• **Required work**:
Take every line from the listing below that includes "this" and copy it.

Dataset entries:
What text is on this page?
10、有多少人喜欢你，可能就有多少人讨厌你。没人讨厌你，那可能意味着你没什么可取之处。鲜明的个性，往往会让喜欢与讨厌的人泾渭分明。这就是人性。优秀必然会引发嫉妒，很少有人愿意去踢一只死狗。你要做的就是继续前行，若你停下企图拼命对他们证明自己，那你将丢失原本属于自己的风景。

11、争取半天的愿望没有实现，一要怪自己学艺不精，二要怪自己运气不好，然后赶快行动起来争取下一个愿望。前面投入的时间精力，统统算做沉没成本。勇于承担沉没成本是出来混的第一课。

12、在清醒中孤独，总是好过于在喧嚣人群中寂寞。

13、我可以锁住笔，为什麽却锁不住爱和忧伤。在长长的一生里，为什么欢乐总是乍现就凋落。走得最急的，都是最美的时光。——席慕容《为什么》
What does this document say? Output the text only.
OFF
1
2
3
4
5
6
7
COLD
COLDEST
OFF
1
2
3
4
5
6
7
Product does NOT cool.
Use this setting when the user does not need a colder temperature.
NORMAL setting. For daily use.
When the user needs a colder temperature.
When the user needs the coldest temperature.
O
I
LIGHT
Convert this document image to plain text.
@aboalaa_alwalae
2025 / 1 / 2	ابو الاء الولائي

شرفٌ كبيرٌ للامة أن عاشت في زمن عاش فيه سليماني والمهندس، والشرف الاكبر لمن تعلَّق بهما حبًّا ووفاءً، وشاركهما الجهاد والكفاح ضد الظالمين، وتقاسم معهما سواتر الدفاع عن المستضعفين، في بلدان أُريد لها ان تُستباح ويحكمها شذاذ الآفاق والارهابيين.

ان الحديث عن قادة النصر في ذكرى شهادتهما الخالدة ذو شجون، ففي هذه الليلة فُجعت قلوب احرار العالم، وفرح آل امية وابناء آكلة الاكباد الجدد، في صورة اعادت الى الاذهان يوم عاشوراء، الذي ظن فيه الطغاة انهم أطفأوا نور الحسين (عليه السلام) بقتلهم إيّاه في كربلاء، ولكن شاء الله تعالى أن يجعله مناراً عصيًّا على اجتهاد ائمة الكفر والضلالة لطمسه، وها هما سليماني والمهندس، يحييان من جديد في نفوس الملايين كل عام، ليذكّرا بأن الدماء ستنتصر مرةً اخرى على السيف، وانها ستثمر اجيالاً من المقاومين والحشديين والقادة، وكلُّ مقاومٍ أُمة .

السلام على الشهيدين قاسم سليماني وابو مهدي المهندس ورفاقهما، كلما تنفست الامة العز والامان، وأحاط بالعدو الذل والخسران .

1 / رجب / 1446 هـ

• **Task result**:
What text is on this page?
What does this document say? Output the text only.
Use this setting when the user does not need a colder temperature.
Convert this document image to plain text.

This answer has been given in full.